» **Goal**
Exactly as written, print each record in the listing.

Rows from a figure dataset:
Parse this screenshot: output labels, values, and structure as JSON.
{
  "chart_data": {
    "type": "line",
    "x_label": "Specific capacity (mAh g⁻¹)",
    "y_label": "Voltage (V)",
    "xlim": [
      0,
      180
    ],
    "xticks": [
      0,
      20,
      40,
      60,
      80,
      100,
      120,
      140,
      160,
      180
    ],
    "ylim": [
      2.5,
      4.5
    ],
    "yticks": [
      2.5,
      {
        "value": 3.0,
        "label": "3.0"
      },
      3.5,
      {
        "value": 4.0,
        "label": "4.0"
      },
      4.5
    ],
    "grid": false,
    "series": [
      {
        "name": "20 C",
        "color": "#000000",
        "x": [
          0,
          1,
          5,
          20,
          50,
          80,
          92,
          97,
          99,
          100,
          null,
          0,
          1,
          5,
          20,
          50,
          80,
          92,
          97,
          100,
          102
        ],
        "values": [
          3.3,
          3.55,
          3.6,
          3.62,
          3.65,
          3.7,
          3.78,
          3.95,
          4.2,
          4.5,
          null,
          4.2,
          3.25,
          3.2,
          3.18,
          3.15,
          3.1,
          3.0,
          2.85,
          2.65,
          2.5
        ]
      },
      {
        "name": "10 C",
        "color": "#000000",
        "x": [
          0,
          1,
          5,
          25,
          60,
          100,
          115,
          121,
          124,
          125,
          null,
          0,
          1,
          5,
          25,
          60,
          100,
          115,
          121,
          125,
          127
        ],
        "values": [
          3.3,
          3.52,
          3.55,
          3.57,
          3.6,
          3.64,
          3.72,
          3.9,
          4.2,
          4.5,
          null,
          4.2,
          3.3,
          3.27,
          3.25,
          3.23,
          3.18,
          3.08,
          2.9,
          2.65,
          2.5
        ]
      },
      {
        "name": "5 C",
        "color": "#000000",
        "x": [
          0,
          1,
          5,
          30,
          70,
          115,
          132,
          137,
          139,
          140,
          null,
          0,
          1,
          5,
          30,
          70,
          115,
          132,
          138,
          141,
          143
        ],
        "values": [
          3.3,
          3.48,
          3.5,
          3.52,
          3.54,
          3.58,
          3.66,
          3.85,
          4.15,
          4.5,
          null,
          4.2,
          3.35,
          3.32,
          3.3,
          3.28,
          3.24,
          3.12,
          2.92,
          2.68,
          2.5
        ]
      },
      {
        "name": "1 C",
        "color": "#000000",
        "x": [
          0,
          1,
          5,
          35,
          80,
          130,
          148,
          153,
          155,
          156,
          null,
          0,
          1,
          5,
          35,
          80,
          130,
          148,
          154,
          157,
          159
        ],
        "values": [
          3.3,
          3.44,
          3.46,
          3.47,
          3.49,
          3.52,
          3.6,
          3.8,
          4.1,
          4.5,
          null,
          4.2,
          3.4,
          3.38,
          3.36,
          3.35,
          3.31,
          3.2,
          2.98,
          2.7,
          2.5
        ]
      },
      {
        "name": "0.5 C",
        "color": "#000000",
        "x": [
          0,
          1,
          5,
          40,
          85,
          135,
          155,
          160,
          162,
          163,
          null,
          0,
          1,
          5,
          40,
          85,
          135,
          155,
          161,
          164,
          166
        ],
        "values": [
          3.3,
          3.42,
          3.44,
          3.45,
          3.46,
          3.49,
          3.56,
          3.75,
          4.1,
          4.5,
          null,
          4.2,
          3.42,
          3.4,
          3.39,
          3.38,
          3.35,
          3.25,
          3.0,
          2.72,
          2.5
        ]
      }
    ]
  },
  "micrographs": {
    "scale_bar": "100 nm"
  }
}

» **Exercise solution**
Parse this screenshot: output labels, values, and structure as JSON.
{
  "chart_data": {
    "type": "line",
    "x_label": "Specific capacity (mAh g⁻¹)",
    "y_label": "Voltage (V)",
    "xlim": [
      0,
      180
    ],
    "xticks": [
      0,
      20,
      40,
      60,
      80,
      100,
      120,
      140,
      160,
      180
    ],
    "ylim": [
      2.5,
      4.5
    ],
    "yticks": [
      2.5,
      {
        "value": 3.0,
        "label": "3.0"
      },
      3.5,
      {
        "value": 4.0,
        "label": "4.0"
      },
      4.5
    ],
    "grid": false,
    "series": [
      {
        "name": "20 C",
        "color": "#000000",
        "x": [
          0,
          1,
          5,
          20,
          50,
          80,
          92,
          97,
          99,
          100,
          null,
          0,
          1,
          5,
          20,
          50,
          80,
          92,
          97,
          100,
          102
        ],
        "values": [
          3.3,
          3.55,
          3.6,
          3.62,
          3.65,
          3.7,
          3.78,
          3.95,
          4.2,
          4.5,
          null,
          4.2,
          3.25,
          3.2,
          3.18,
          3.15,
          3.1,
          3.0,
          2.85,
          2.65,
          2.5
        ]
      },
      {
        "name": "10 C",
        "color": "#000000",
        "x": [
          0,
          1,
          5,
          25,
          60,
          100,
          115,
          121,
          124,
          125,
          null,
          0,
          1,
          5,
          25,
          60,
          100,
          115,
          121,
          125,
          127
        ],
        "values": [
          3.3,
          3.52,
          3.55,
          3.57,
          3.6,
          3.64,
          3.72,
          3.9,
          4.2,
          4.5,
          null,
          4.2,
          3.3,
          3.27,
          3.25,
          3.23,
          3.18,
          3.08,
          2.9,
          2.65,
          2.5
        ]
      },
      {
        "name": "5 C",
        "color": "#000000",
        "x": [
          0,
          1,
          5,
          30,
          70,
          115,
          132,
          137,
          139,
          140,
          null,
          0,
          1,
          5,
          30,
          70,
          115,
          132,
          138,
          141,
          143
        ],
        "values": [
          3.3,
          3.48,
          3.5,
          3.52,
          3.54,
          3.58,
          3.66,
          3.85,
          4.15,
          4.5,
          null,
          4.2,
          3.35,
          3.32,
          3.3,
          3.28,
          3.24,
          3.12,
          2.92,
          2.68,
          2.5
        ]
      },
      {
        "name": "1 C",
        "color": "#000000",
        "x": [
          0,
          1,
          5,
          35,
          80,
          130,
          148,
          153,
          155,
          156,
          null,
          0,
          1,
          5,
          35,
          80,
          130,
          148,
          154,
          157,
          159
        ],
        "values": [
          3.3,
          3.44,
          3.46,
          3.47,
          3.49,
          3.52,
          3.6,
          3.8,
          4.1,
          4.5,
          null,
          4.2,
          3.4,
          3.38,
          3.36,
          3.35,
          3.31,
          3.2,
          2.98,
          2.7,
          2.5
        ]
      },
      {
        "name": "0.5 C",
        "color": "#000000",
        "x": [
          0,
          1,
          5,
          40,
          85,
          135,
          155,
          160,
          162,
          163,
          null,
          0,
          1,
          5,
          40,
          85,
          135,
          155,
          161,
          164,
          166
        ],
        "values": [
          3.3,
          3.42,
          3.44,
          3.45,
          3.46,
          3.49,
          3.56,
          3.75,
          4.1,
          4.5,
          null,
          4.2,
          3.42,
          3.4,
          3.39,
          3.38,
          3.35,
          3.25,
          3.0,
          2.72,
          2.5
        ]
      }
    ]
  },
  "micrographs": {
    "scale_bar": "100 nm"
  }
}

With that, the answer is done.